▶ Given task:
Leaving out every picture, quote the data below exactly as it appears.
----------------
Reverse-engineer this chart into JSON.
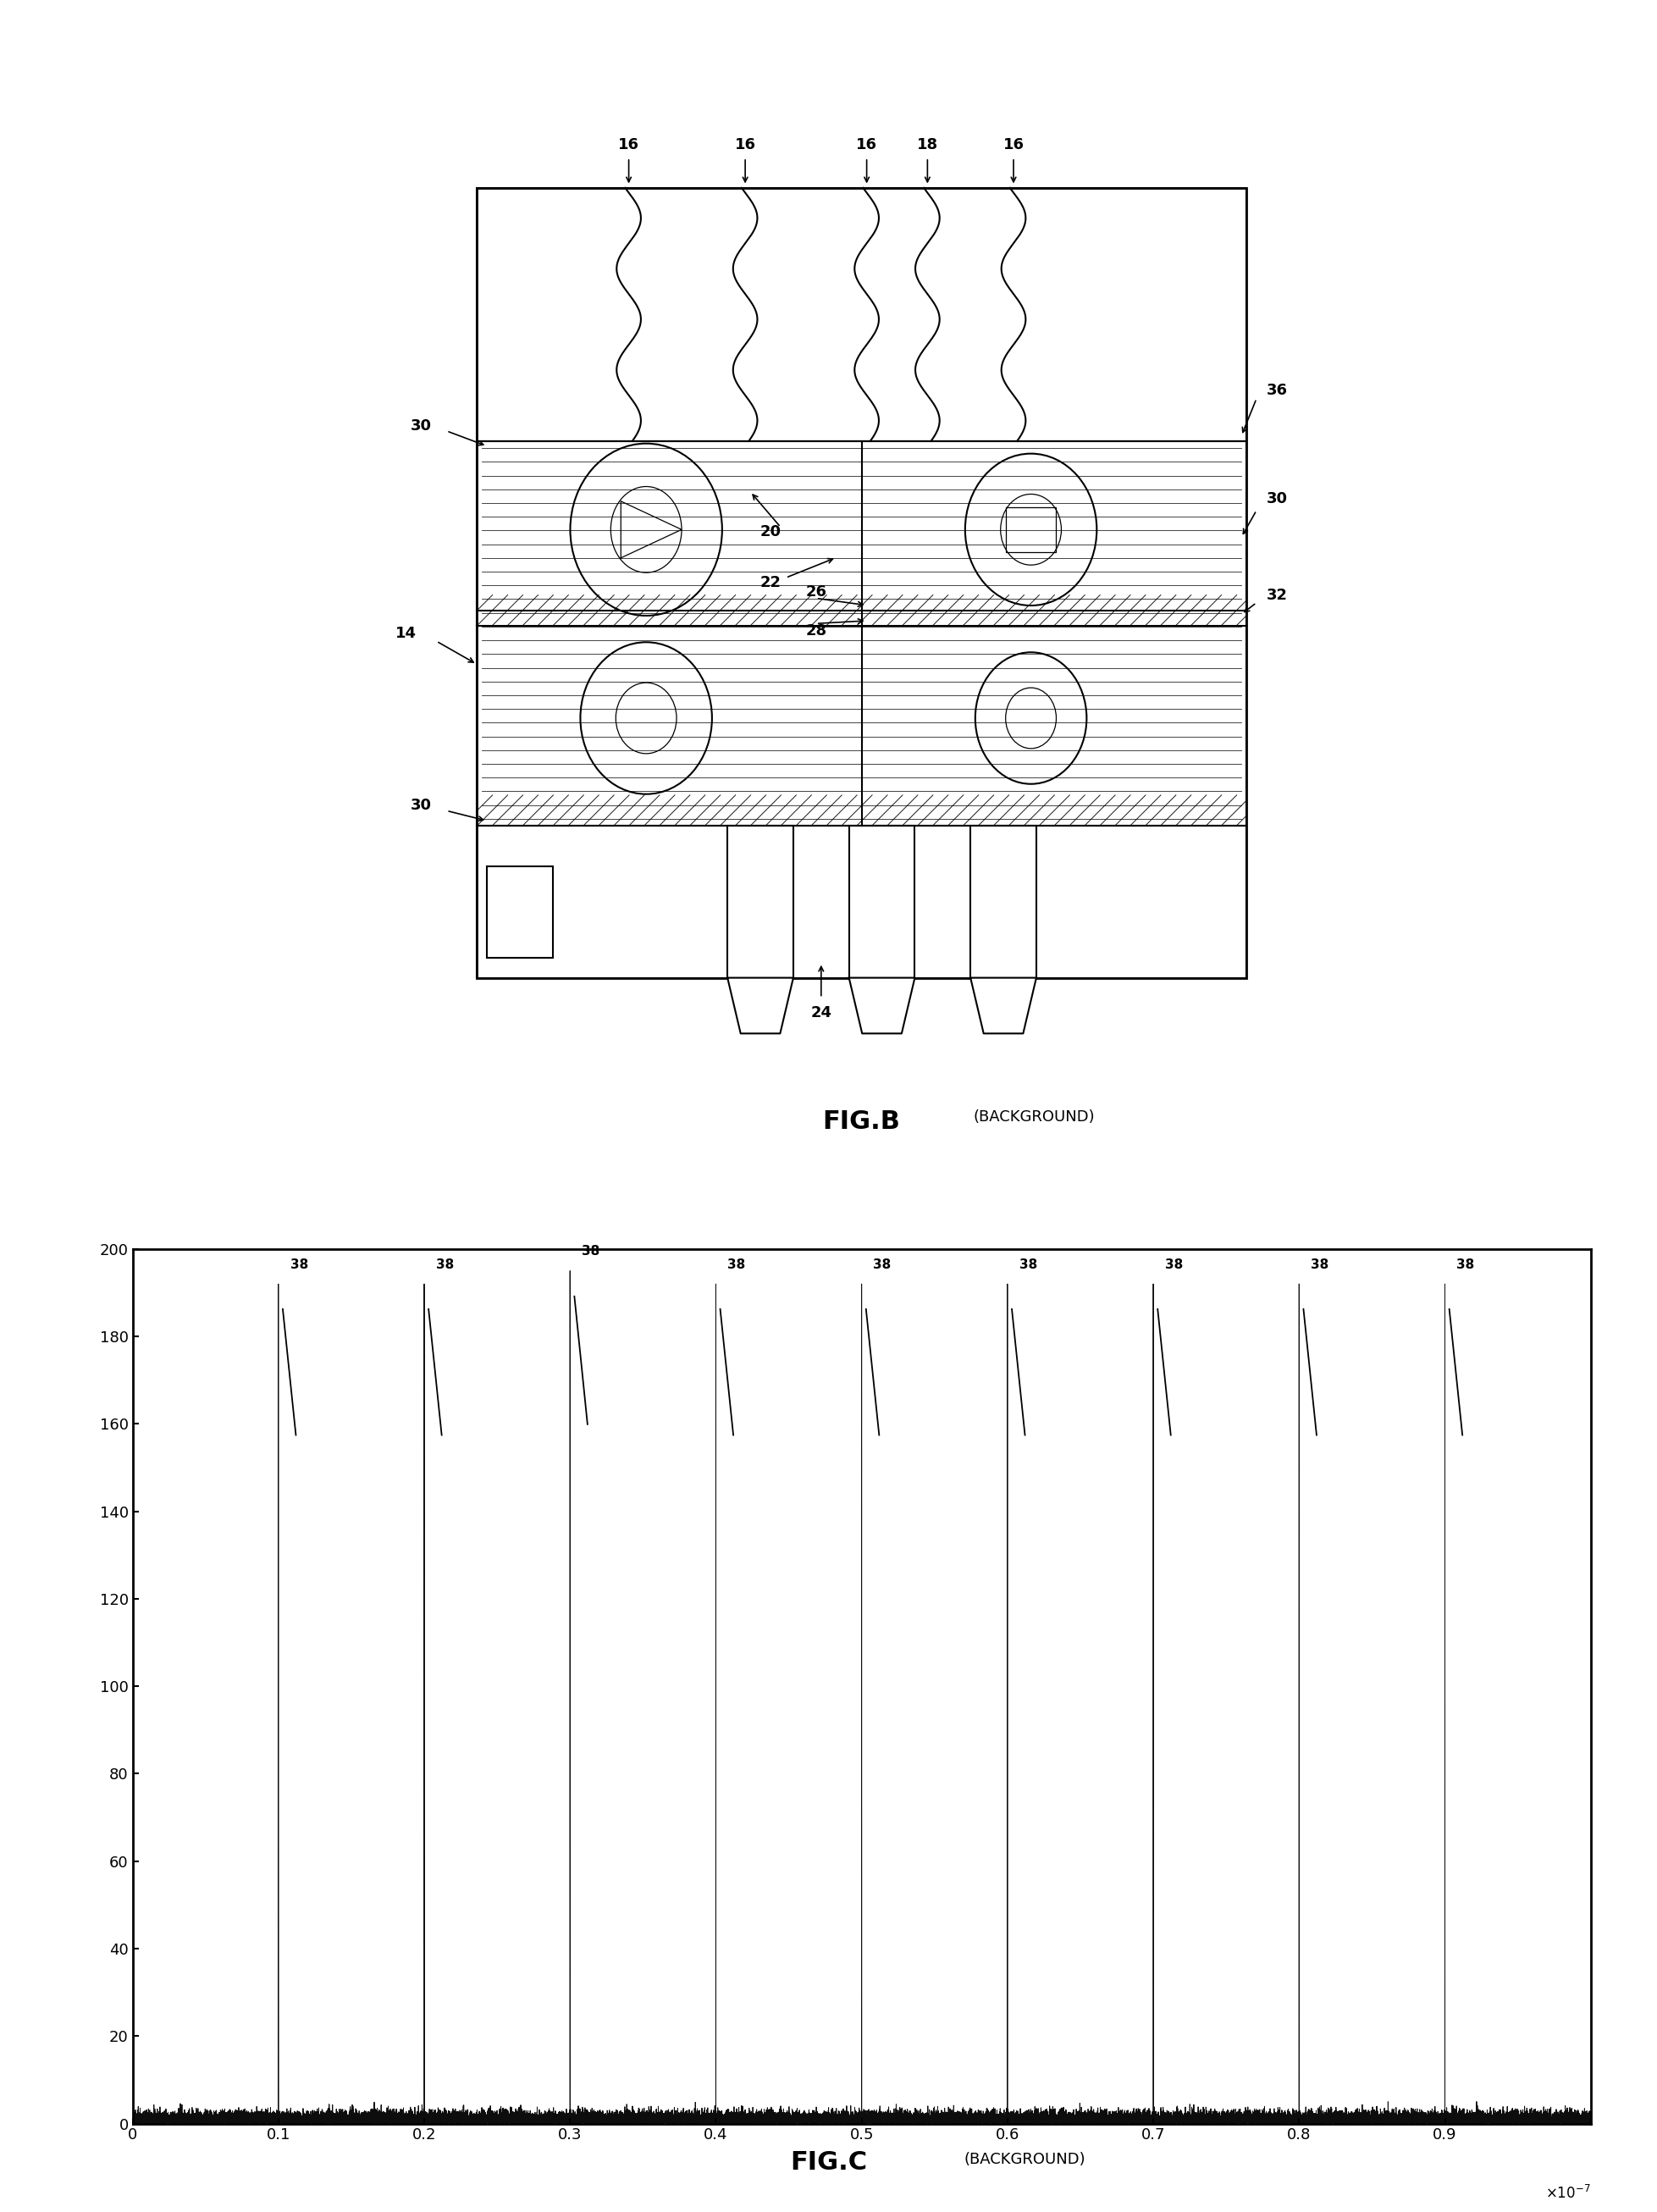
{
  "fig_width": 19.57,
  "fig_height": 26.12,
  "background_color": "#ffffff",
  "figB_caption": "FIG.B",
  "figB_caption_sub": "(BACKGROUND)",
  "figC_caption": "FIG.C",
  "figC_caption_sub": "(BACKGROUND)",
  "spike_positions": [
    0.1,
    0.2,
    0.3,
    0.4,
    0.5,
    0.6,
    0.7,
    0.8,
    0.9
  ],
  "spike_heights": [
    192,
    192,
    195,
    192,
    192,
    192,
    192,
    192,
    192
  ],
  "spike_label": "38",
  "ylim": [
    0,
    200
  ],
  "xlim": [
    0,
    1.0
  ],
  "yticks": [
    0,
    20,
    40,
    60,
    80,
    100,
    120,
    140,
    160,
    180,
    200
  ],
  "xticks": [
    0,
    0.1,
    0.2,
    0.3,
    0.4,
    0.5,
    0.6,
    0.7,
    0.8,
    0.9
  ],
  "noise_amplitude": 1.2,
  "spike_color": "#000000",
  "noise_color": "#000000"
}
----------------
▶ Result:
Reverse-engineer this chart into JSON.
{
  "fig_width": 19.57,
  "fig_height": 26.12,
  "background_color": "#ffffff",
  "figB_caption": "FIG.B",
  "figB_caption_sub": "(BACKGROUND)",
  "figC_caption": "FIG.C",
  "figC_caption_sub": "(BACKGROUND)",
  "spike_positions": [
    0.1,
    0.2,
    0.3,
    0.4,
    0.5,
    0.6,
    0.7,
    0.8,
    0.9
  ],
  "spike_heights": [
    192,
    192,
    195,
    192,
    192,
    192,
    192,
    192,
    192
  ],
  "spike_label": "38",
  "ylim": [
    0,
    200
  ],
  "xlim": [
    0,
    1.0
  ],
  "yticks": [
    0,
    20,
    40,
    60,
    80,
    100,
    120,
    140,
    160,
    180,
    200
  ],
  "xticks": [
    0,
    0.1,
    0.2,
    0.3,
    0.4,
    0.5,
    0.6,
    0.7,
    0.8,
    0.9
  ],
  "noise_amplitude": 1.2,
  "spike_color": "#000000",
  "noise_color": "#000000"
}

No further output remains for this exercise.